### Your objective
Go through the listing and write out all of it exactly.

[Records from a dataset]
══════════

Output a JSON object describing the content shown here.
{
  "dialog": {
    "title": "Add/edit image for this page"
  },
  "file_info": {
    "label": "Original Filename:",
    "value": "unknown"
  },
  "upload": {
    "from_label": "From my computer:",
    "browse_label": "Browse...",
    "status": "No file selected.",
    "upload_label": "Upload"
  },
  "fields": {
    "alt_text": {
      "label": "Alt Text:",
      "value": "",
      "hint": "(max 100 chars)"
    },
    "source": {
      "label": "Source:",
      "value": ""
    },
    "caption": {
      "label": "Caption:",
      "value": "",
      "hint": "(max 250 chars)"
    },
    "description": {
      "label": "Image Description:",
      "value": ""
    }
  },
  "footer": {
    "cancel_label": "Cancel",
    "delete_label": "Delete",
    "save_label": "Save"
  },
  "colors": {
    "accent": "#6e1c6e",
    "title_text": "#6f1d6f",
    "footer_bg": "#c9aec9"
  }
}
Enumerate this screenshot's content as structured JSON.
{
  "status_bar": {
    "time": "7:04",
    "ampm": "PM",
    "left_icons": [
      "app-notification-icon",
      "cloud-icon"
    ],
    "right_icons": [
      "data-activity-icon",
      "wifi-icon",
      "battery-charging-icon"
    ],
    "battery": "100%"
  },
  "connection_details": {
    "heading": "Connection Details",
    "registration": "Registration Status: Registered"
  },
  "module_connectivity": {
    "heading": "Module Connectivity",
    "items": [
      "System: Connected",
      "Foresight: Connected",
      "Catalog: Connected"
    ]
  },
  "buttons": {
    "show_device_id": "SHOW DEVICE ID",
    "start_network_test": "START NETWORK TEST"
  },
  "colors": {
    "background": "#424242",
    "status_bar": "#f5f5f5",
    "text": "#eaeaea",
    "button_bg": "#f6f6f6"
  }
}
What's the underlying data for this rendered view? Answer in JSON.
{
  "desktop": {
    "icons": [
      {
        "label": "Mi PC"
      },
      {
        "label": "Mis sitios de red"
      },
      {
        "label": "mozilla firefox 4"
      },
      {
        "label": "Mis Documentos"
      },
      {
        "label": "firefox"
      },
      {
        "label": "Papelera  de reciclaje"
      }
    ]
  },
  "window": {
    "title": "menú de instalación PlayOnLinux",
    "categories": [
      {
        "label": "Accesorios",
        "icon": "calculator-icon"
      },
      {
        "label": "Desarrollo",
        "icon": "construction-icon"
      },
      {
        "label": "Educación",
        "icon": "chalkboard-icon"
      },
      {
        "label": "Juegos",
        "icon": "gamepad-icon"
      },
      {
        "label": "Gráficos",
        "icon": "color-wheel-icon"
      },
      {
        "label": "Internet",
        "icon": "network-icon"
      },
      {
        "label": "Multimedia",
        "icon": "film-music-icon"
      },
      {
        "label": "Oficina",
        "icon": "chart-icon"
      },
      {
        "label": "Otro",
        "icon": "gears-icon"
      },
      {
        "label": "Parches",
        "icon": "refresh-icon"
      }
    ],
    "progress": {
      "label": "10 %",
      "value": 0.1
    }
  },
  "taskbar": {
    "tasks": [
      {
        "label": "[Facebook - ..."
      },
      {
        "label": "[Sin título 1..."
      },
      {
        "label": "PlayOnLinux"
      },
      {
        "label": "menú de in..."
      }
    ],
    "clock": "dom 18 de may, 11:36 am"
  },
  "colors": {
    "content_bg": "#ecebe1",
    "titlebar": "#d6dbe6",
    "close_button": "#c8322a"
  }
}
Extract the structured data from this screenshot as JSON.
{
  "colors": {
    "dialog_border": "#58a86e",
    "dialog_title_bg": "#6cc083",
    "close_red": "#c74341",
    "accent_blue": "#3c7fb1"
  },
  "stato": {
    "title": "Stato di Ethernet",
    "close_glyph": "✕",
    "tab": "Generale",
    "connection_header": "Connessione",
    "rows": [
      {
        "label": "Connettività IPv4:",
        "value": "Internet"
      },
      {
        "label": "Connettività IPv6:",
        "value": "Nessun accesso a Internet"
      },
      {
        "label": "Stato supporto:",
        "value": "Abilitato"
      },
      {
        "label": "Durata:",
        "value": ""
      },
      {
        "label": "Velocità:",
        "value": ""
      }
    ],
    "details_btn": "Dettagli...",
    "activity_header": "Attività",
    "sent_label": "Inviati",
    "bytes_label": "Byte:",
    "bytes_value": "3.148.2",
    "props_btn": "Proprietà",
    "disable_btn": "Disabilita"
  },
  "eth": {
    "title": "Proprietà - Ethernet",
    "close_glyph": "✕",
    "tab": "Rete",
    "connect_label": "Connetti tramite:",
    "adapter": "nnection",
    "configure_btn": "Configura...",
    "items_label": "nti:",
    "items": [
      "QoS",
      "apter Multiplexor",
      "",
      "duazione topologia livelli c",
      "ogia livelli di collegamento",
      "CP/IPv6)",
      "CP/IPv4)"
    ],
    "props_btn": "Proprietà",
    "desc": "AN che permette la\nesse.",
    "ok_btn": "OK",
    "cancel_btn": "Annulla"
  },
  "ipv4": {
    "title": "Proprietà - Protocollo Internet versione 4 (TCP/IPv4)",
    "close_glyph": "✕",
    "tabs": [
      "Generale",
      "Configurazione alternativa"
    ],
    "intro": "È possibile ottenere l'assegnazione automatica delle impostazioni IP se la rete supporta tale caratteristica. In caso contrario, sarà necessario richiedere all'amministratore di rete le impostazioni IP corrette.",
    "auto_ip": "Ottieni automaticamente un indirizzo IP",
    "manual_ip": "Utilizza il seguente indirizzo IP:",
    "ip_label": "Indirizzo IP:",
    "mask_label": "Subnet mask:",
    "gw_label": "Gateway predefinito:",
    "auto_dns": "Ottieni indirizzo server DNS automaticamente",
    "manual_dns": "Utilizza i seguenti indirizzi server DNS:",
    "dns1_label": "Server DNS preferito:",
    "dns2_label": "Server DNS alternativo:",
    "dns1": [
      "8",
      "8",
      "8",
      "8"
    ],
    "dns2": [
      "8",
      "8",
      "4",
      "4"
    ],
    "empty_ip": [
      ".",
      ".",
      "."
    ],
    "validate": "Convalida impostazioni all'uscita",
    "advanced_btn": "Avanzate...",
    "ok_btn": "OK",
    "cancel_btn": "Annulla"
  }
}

══════════

### Response
Output a JSON object describing the content shown here.
{
  "dialog": {
    "title": "Add/edit image for this page"
  },
  "file_info": {
    "label": "Original Filename:",
    "value": "unknown"
  },
  "upload": {
    "from_label": "From my computer:",
    "browse_label": "Browse...",
    "status": "No file selected.",
    "upload_label": "Upload"
  },
  "fields": {
    "alt_text": {
      "label": "Alt Text:",
      "value": "",
      "hint": "(max 100 chars)"
    },
    "source": {
      "label": "Source:",
      "value": ""
    },
    "caption": {
      "label": "Caption:",
      "value": "",
      "hint": "(max 250 chars)"
    },
    "description": {
      "label": "Image Description:",
      "value": ""
    }
  },
  "footer": {
    "cancel_label": "Cancel",
    "delete_label": "Delete",
    "save_label": "Save"
  },
  "colors": {
    "accent": "#6e1c6e",
    "title_text": "#6f1d6f",
    "footer_bg": "#c9aec9"
  }
}
Enumerate this screenshot's content as structured JSON.
{
  "status_bar": {
    "time": "7:04",
    "ampm": "PM",
    "left_icons": [
      "app-notification-icon",
      "cloud-icon"
    ],
    "right_icons": [
      "data-activity-icon",
      "wifi-icon",
      "battery-charging-icon"
    ],
    "battery": "100%"
  },
  "connection_details": {
    "heading": "Connection Details",
    "registration": "Registration Status: Registered"
  },
  "module_connectivity": {
    "heading": "Module Connectivity",
    "items": [
      "System: Connected",
      "Foresight: Connected",
      "Catalog: Connected"
    ]
  },
  "buttons": {
    "show_device_id": "SHOW DEVICE ID",
    "start_network_test": "START NETWORK TEST"
  },
  "colors": {
    "background": "#424242",
    "status_bar": "#f5f5f5",
    "text": "#eaeaea",
    "button_bg": "#f6f6f6"
  }
}
What's the underlying data for this rendered view? Answer in JSON.
{
  "desktop": {
    "icons": [
      {
        "label": "Mi PC"
      },
      {
        "label": "Mis sitios de red"
      },
      {
        "label": "mozilla firefox 4"
      },
      {
        "label": "Mis Documentos"
      },
      {
        "label": "firefox"
      },
      {
        "label": "Papelera  de reciclaje"
      }
    ]
  },
  "window": {
    "title": "menú de instalación PlayOnLinux",
    "categories": [
      {
        "label": "Accesorios",
        "icon": "calculator-icon"
      },
      {
        "label": "Desarrollo",
        "icon": "construction-icon"
      },
      {
        "label": "Educación",
        "icon": "chalkboard-icon"
      },
      {
        "label": "Juegos",
        "icon": "gamepad-icon"
      },
      {
        "label": "Gráficos",
        "icon": "color-wheel-icon"
      },
      {
        "label": "Internet",
        "icon": "network-icon"
      },
      {
        "label": "Multimedia",
        "icon": "film-music-icon"
      },
      {
        "label": "Oficina",
        "icon": "chart-icon"
      },
      {
        "label": "Otro",
        "icon": "gears-icon"
      },
      {
        "label": "Parches",
        "icon": "refresh-icon"
      }
    ],
    "progress": {
      "label": "10 %",
      "value": 0.1
    }
  },
  "taskbar": {
    "tasks": [
      {
        "label": "[Facebook - ..."
      },
      {
        "label": "[Sin título 1..."
      },
      {
        "label": "PlayOnLinux"
      },
      {
        "label": "menú de in..."
      }
    ],
    "clock": "dom 18 de may, 11:36 am"
  },
  "colors": {
    "content_bg": "#ecebe1",
    "titlebar": "#d6dbe6",
    "close_button": "#c8322a"
  }
}
Extract the structured data from this screenshot as JSON.
{
  "colors": {
    "dialog_border": "#58a86e",
    "dialog_title_bg": "#6cc083",
    "close_red": "#c74341",
    "accent_blue": "#3c7fb1"
  },
  "stato": {
    "title": "Stato di Ethernet",
    "close_glyph": "✕",
    "tab": "Generale",
    "connection_header": "Connessione",
    "rows": [
      {
        "label": "Connettività IPv4:",
        "value": "Internet"
      },
      {
        "label": "Connettività IPv6:",
        "value": "Nessun accesso a Internet"
      },
      {
        "label": "Stato supporto:",
        "value": "Abilitato"
      },
      {
        "label": "Durata:",
        "value": ""
      },
      {
        "label": "Velocità:",
        "value": ""
      }
    ],
    "details_btn": "Dettagli...",
    "activity_header": "Attività",
    "sent_label": "Inviati",
    "bytes_label": "Byte:",
    "bytes_value": "3.148.2",
    "props_btn": "Proprietà",
    "disable_btn": "Disabilita"
  },
  "eth": {
    "title": "Proprietà - Ethernet",
    "close_glyph": "✕",
    "tab": "Rete",
    "connect_label": "Connetti tramite:",
    "adapter": "nnection",
    "configure_btn": "Configura...",
    "items_label": "nti:",
    "items": [
      "QoS",
      "apter Multiplexor",
      "",
      "duazione topologia livelli c",
      "ogia livelli di collegamento",
      "CP/IPv6)",
      "CP/IPv4)"
    ],
    "props_btn": "Proprietà",
    "desc": "AN che permette la\nesse.",
    "ok_btn": "OK",
    "cancel_btn": "Annulla"
  },
  "ipv4": {
    "title": "Proprietà - Protocollo Internet versione 4 (TCP/IPv4)",
    "close_glyph": "✕",
    "tabs": [
      "Generale",
      "Configurazione alternativa"
    ],
    "intro": "È possibile ottenere l'assegnazione automatica delle impostazioni IP se la rete supporta tale caratteristica. In caso contrario, sarà necessario richiedere all'amministratore di rete le impostazioni IP corrette.",
    "auto_ip": "Ottieni automaticamente un indirizzo IP",
    "manual_ip": "Utilizza il seguente indirizzo IP:",
    "ip_label": "Indirizzo IP:",
    "mask_label": "Subnet mask:",
    "gw_label": "Gateway predefinito:",
    "auto_dns": "Ottieni indirizzo server DNS automaticamente",
    "manual_dns": "Utilizza i seguenti indirizzi server DNS:",
    "dns1_label": "Server DNS preferito:",
    "dns2_label": "Server DNS alternativo:",
    "dns1": [
      "8",
      "8",
      "8",
      "8"
    ],
    "dns2": [
      "8",
      "8",
      "4",
      "4"
    ],
    "empty_ip": [
      ".",
      ".",
      "."
    ],
    "validate": "Convalida impostazioni all'uscita",
    "advanced_btn": "Avanzate...",
    "ok_btn": "OK",
    "cancel_btn": "Annulla"
  }
}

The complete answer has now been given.